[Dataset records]
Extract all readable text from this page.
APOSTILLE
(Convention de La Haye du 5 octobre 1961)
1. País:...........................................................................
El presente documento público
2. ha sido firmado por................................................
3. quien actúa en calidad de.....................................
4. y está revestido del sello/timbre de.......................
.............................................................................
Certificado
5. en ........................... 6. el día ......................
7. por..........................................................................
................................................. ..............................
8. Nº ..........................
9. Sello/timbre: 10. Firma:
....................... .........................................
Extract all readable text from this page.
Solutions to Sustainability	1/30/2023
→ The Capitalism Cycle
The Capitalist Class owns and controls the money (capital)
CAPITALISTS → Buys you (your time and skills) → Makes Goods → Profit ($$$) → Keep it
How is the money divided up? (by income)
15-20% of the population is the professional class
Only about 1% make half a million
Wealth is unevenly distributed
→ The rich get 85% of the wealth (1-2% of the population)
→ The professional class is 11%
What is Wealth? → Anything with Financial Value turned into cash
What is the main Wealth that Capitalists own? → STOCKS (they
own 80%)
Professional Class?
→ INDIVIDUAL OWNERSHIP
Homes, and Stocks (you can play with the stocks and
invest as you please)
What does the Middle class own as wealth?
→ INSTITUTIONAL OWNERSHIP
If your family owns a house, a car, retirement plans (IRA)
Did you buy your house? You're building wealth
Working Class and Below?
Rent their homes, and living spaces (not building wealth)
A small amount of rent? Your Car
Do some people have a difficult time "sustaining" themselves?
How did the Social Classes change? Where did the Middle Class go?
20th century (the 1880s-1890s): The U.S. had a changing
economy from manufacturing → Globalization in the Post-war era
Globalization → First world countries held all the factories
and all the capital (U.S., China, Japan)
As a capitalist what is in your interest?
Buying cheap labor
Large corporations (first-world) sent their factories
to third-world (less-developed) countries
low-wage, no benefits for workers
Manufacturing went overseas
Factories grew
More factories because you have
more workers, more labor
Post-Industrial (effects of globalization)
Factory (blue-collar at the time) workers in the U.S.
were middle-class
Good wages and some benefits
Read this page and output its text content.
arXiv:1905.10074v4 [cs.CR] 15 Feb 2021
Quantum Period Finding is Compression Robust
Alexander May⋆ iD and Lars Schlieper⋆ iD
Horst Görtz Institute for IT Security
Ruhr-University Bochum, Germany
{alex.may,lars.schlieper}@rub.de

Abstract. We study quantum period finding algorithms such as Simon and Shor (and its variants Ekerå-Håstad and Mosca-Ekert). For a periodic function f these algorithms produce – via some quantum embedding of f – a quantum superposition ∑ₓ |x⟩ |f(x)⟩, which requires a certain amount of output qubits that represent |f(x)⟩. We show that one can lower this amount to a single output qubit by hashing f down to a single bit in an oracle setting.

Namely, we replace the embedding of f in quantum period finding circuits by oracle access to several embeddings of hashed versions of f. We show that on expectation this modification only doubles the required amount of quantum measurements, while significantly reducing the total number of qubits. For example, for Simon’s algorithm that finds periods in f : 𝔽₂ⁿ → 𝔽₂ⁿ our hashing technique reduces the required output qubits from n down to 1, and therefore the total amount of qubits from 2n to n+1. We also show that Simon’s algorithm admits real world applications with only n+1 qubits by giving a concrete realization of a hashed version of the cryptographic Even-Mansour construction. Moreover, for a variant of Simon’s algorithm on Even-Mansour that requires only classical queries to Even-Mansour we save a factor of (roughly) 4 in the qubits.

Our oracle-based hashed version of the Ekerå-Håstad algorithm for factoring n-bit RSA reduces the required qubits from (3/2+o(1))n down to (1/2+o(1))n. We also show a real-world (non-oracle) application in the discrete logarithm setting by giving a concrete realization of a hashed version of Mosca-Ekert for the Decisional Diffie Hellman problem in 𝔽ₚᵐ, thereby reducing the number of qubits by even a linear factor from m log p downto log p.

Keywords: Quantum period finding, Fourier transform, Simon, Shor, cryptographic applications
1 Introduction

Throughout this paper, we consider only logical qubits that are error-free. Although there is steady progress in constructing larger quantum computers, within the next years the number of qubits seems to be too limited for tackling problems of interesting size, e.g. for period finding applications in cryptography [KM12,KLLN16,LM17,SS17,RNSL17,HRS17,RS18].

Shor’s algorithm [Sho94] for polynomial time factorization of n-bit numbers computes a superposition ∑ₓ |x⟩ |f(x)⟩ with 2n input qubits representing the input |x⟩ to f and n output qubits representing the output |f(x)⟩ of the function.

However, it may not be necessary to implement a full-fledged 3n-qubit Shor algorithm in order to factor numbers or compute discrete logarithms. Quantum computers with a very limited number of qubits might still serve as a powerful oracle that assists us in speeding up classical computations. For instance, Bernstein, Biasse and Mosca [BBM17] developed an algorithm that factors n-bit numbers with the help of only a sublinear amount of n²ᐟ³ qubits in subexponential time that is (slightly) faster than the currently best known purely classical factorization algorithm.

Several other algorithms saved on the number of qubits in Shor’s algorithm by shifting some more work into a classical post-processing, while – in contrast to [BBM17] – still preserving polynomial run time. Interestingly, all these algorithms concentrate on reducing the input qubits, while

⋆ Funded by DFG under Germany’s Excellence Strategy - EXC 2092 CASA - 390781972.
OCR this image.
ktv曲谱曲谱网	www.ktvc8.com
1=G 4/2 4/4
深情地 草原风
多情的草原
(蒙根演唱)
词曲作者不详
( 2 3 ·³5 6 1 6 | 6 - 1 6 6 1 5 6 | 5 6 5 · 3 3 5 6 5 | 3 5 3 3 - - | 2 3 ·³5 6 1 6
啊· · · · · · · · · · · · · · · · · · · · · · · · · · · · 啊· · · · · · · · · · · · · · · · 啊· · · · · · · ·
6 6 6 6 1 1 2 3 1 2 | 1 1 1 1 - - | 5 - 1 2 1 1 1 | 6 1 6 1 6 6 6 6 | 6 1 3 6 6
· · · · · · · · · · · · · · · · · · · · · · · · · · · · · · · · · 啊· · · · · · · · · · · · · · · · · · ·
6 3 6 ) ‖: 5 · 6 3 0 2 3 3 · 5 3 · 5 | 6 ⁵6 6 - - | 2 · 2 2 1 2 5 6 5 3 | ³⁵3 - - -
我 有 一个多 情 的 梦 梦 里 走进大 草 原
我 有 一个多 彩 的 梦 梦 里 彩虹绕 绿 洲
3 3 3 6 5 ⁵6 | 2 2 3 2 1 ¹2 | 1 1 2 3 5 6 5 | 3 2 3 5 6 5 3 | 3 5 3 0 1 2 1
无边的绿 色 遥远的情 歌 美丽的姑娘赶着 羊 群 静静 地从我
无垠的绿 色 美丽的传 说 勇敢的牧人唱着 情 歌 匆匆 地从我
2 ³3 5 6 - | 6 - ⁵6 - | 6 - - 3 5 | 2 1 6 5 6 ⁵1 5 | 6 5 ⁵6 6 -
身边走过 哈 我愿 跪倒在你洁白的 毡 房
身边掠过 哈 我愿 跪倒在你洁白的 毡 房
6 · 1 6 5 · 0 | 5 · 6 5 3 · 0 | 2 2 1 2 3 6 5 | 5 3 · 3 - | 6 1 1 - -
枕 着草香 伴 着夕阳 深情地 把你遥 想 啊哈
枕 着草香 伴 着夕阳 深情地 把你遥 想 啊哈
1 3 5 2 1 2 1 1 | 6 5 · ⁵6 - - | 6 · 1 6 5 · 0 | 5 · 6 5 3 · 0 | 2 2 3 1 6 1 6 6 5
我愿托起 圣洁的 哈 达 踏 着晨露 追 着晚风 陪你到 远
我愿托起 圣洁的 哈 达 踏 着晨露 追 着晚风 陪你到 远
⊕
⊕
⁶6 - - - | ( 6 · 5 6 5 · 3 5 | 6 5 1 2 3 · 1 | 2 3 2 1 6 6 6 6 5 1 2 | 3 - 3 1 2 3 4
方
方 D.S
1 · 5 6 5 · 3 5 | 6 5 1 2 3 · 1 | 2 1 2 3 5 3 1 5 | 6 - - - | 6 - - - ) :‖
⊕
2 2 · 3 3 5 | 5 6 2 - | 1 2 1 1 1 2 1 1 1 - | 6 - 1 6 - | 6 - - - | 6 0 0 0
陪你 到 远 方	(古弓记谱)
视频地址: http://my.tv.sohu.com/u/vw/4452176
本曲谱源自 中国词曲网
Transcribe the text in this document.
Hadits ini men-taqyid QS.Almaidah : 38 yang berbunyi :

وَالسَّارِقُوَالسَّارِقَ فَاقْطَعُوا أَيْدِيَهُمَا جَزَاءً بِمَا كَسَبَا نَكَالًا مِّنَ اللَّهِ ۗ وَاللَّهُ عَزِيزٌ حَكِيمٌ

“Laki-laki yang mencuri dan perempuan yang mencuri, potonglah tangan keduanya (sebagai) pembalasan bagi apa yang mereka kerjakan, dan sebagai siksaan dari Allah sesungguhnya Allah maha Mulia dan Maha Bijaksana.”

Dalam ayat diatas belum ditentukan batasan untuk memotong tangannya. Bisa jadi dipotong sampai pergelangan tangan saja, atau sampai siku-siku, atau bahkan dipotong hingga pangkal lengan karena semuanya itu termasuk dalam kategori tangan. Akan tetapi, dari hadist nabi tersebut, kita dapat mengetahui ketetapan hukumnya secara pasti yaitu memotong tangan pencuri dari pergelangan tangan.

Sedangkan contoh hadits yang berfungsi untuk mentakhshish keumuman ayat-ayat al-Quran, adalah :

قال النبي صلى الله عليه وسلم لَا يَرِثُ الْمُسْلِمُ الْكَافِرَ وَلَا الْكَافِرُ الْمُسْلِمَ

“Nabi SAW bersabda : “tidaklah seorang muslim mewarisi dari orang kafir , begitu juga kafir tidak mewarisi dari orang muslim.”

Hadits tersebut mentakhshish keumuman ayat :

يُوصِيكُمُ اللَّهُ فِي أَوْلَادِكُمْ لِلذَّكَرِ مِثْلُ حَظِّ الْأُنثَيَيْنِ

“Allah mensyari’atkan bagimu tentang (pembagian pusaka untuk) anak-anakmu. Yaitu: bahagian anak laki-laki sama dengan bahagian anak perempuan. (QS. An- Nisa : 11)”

- **Exercise task**
Reproduce the lines from the one containing "Transcribe the text in this document." to the end of the entries, keeping both ends and adding nothing.

- **Completed task**
Transcribe the text in this document.
Hadits ini men-taqyid QS.Almaidah : 38 yang berbunyi :

وَالسَّارِقُوَالسَّارِقَ فَاقْطَعُوا أَيْدِيَهُمَا جَزَاءً بِمَا كَسَبَا نَكَالًا مِّنَ اللَّهِ ۗ وَاللَّهُ عَزِيزٌ حَكِيمٌ

“Laki-laki yang mencuri dan perempuan yang mencuri, potonglah tangan keduanya (sebagai) pembalasan bagi apa yang mereka kerjakan, dan sebagai siksaan dari Allah sesungguhnya Allah maha Mulia dan Maha Bijaksana.”

Dalam ayat diatas belum ditentukan batasan untuk memotong tangannya. Bisa jadi dipotong sampai pergelangan tangan saja, atau sampai siku-siku, atau bahkan dipotong hingga pangkal lengan karena semuanya itu termasuk dalam kategori tangan. Akan tetapi, dari hadist nabi tersebut, kita dapat mengetahui ketetapan hukumnya secara pasti yaitu memotong tangan pencuri dari pergelangan tangan.

Sedangkan contoh hadits yang berfungsi untuk mentakhshish keumuman ayat-ayat al-Quran, adalah :

قال النبي صلى الله عليه وسلم لَا يَرِثُ الْمُسْلِمُ الْكَافِرَ وَلَا الْكَافِرُ الْمُسْلِمَ

“Nabi SAW bersabda : “tidaklah seorang muslim mewarisi dari orang kafir , begitu juga kafir tidak mewarisi dari orang muslim.”

Hadits tersebut mentakhshish keumuman ayat :

يُوصِيكُمُ اللَّهُ فِي أَوْلَادِكُمْ لِلذَّكَرِ مِثْلُ حَظِّ الْأُنثَيَيْنِ

“Allah mensyari’atkan bagimu tentang (pembagian pusaka untuk) anak-anakmu. Yaitu: bahagian anak laki-laki sama dengan bahagian anak perempuan. (QS. An- Nisa : 11)”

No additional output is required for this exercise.